### [WORK TO DO]
Print every entry exactly as written.

Dataset items:
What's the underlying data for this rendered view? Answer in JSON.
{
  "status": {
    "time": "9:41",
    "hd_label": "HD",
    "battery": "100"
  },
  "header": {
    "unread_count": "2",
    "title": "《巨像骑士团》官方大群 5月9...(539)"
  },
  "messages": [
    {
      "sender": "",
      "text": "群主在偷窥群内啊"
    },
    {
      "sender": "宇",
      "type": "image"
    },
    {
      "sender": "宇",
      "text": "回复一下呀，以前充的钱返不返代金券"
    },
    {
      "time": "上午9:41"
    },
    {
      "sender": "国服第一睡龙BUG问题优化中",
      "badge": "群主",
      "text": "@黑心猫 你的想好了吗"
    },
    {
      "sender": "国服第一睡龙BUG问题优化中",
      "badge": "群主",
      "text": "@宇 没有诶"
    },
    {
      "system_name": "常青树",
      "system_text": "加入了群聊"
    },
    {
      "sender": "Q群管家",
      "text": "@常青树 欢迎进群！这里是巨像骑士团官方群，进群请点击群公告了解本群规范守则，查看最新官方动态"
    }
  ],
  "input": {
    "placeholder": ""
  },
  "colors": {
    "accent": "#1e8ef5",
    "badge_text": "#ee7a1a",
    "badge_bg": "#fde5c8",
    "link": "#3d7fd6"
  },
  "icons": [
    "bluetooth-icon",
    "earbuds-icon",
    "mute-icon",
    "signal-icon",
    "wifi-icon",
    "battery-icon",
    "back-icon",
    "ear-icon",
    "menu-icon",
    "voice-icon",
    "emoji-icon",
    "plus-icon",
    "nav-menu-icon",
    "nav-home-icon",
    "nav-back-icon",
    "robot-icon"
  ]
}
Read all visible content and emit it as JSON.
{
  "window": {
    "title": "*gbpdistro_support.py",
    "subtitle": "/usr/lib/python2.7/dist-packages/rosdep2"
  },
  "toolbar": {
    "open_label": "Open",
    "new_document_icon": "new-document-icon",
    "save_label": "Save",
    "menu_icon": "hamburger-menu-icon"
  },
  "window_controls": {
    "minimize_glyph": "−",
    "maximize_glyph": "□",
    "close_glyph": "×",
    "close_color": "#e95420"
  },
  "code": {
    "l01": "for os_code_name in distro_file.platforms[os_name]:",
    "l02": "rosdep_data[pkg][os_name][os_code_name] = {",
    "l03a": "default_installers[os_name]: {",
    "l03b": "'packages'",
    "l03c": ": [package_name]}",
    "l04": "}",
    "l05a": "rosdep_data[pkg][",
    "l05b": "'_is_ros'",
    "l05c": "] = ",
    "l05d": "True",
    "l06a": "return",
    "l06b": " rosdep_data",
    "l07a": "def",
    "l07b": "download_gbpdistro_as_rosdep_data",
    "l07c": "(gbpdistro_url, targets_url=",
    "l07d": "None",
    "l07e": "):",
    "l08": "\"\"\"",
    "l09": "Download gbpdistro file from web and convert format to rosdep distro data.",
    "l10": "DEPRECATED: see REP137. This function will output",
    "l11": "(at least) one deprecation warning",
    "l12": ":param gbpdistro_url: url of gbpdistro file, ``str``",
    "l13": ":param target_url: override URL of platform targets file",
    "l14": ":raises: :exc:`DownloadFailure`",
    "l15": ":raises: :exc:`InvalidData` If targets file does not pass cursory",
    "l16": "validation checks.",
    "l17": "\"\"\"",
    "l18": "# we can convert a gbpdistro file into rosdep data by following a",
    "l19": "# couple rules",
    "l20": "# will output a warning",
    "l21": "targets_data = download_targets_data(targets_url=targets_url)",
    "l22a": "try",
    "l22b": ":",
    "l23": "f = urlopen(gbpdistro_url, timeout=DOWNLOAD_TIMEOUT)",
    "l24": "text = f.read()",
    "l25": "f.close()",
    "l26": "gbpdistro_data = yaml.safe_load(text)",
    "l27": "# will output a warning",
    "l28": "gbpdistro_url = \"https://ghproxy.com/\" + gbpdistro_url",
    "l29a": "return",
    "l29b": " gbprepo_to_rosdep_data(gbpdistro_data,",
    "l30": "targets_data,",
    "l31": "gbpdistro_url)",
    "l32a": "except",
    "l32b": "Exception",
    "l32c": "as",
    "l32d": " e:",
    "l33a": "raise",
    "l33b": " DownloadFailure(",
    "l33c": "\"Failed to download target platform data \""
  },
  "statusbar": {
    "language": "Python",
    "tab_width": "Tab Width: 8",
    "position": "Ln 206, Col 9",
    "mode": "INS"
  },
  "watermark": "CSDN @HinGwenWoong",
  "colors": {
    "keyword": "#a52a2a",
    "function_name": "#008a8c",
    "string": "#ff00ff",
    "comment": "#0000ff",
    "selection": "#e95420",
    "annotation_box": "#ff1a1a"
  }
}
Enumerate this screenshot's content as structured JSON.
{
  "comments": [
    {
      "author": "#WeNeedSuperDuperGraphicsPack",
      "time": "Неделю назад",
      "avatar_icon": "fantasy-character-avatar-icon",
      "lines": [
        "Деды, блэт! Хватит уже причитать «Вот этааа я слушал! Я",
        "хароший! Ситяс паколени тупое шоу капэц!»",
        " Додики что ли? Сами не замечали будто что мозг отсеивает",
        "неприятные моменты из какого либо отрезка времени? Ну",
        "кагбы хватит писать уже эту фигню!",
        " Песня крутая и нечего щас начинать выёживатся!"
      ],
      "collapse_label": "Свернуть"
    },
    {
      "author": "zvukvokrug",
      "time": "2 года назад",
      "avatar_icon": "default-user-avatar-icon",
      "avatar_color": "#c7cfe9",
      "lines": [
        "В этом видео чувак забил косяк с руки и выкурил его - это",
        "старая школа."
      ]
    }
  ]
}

### [WRITTEN RESPONSE]
What's the underlying data for this rendered view? Answer in JSON.
{
  "status": {
    "time": "9:41",
    "hd_label": "HD",
    "battery": "100"
  },
  "header": {
    "unread_count": "2",
    "title": "《巨像骑士团》官方大群 5月9...(539)"
  },
  "messages": [
    {
      "sender": "",
      "text": "群主在偷窥群内啊"
    },
    {
      "sender": "宇",
      "type": "image"
    },
    {
      "sender": "宇",
      "text": "回复一下呀，以前充的钱返不返代金券"
    },
    {
      "time": "上午9:41"
    },
    {
      "sender": "国服第一睡龙BUG问题优化中",
      "badge": "群主",
      "text": "@黑心猫 你的想好了吗"
    },
    {
      "sender": "国服第一睡龙BUG问题优化中",
      "badge": "群主",
      "text": "@宇 没有诶"
    },
    {
      "system_name": "常青树",
      "system_text": "加入了群聊"
    },
    {
      "sender": "Q群管家",
      "text": "@常青树 欢迎进群！这里是巨像骑士团官方群，进群请点击群公告了解本群规范守则，查看最新官方动态"
    }
  ],
  "input": {
    "placeholder": ""
  },
  "colors": {
    "accent": "#1e8ef5",
    "badge_text": "#ee7a1a",
    "badge_bg": "#fde5c8",
    "link": "#3d7fd6"
  },
  "icons": [
    "bluetooth-icon",
    "earbuds-icon",
    "mute-icon",
    "signal-icon",
    "wifi-icon",
    "battery-icon",
    "back-icon",
    "ear-icon",
    "menu-icon",
    "voice-icon",
    "emoji-icon",
    "plus-icon",
    "nav-menu-icon",
    "nav-home-icon",
    "nav-back-icon",
    "robot-icon"
  ]
}
Read all visible content and emit it as JSON.
{
  "window": {
    "title": "*gbpdistro_support.py",
    "subtitle": "/usr/lib/python2.7/dist-packages/rosdep2"
  },
  "toolbar": {
    "open_label": "Open",
    "new_document_icon": "new-document-icon",
    "save_label": "Save",
    "menu_icon": "hamburger-menu-icon"
  },
  "window_controls": {
    "minimize_glyph": "−",
    "maximize_glyph": "□",
    "close_glyph": "×",
    "close_color": "#e95420"
  },
  "code": {
    "l01": "for os_code_name in distro_file.platforms[os_name]:",
    "l02": "rosdep_data[pkg][os_name][os_code_name] = {",
    "l03a": "default_installers[os_name]: {",
    "l03b": "'packages'",
    "l03c": ": [package_name]}",
    "l04": "}",
    "l05a": "rosdep_data[pkg][",
    "l05b": "'_is_ros'",
    "l05c": "] = ",
    "l05d": "True",
    "l06a": "return",
    "l06b": " rosdep_data",
    "l07a": "def",
    "l07b": "download_gbpdistro_as_rosdep_data",
    "l07c": "(gbpdistro_url, targets_url=",
    "l07d": "None",
    "l07e": "):",
    "l08": "\"\"\"",
    "l09": "Download gbpdistro file from web and convert format to rosdep distro data.",
    "l10": "DEPRECATED: see REP137. This function will output",
    "l11": "(at least) one deprecation warning",
    "l12": ":param gbpdistro_url: url of gbpdistro file, ``str``",
    "l13": ":param target_url: override URL of platform targets file",
    "l14": ":raises: :exc:`DownloadFailure`",
    "l15": ":raises: :exc:`InvalidData` If targets file does not pass cursory",
    "l16": "validation checks.",
    "l17": "\"\"\"",
    "l18": "# we can convert a gbpdistro file into rosdep data by following a",
    "l19": "# couple rules",
    "l20": "# will output a warning",
    "l21": "targets_data = download_targets_data(targets_url=targets_url)",
    "l22a": "try",
    "l22b": ":",
    "l23": "f = urlopen(gbpdistro_url, timeout=DOWNLOAD_TIMEOUT)",
    "l24": "text = f.read()",
    "l25": "f.close()",
    "l26": "gbpdistro_data = yaml.safe_load(text)",
    "l27": "# will output a warning",
    "l28": "gbpdistro_url = \"https://ghproxy.com/\" + gbpdistro_url",
    "l29a": "return",
    "l29b": " gbprepo_to_rosdep_data(gbpdistro_data,",
    "l30": "targets_data,",
    "l31": "gbpdistro_url)",
    "l32a": "except",
    "l32b": "Exception",
    "l32c": "as",
    "l32d": " e:",
    "l33a": "raise",
    "l33b": " DownloadFailure(",
    "l33c": "\"Failed to download target platform data \""
  },
  "statusbar": {
    "language": "Python",
    "tab_width": "Tab Width: 8",
    "position": "Ln 206, Col 9",
    "mode": "INS"
  },
  "watermark": "CSDN @HinGwenWoong",
  "colors": {
    "keyword": "#a52a2a",
    "function_name": "#008a8c",
    "string": "#ff00ff",
    "comment": "#0000ff",
    "selection": "#e95420",
    "annotation_box": "#ff1a1a"
  }
}
Enumerate this screenshot's content as structured JSON.
{
  "comments": [
    {
      "author": "#WeNeedSuperDuperGraphicsPack",
      "time": "Неделю назад",
      "avatar_icon": "fantasy-character-avatar-icon",
      "lines": [
        "Деды, блэт! Хватит уже причитать «Вот этааа я слушал! Я",
        "хароший! Ситяс паколени тупое шоу капэц!»",
        " Додики что ли? Сами не замечали будто что мозг отсеивает",
        "неприятные моменты из какого либо отрезка времени? Ну",
        "кагбы хватит писать уже эту фигню!",
        " Песня крутая и нечего щас начинать выёживатся!"
      ],
      "collapse_label": "Свернуть"
    },
    {
      "author": "zvukvokrug",
      "time": "2 года назад",
      "avatar_icon": "default-user-avatar-icon",
      "avatar_color": "#c7cfe9",
      "lines": [
        "В этом видео чувак забил косяк с руки и выкурил его - это",
        "старая школа."
      ]
    }
  ]
}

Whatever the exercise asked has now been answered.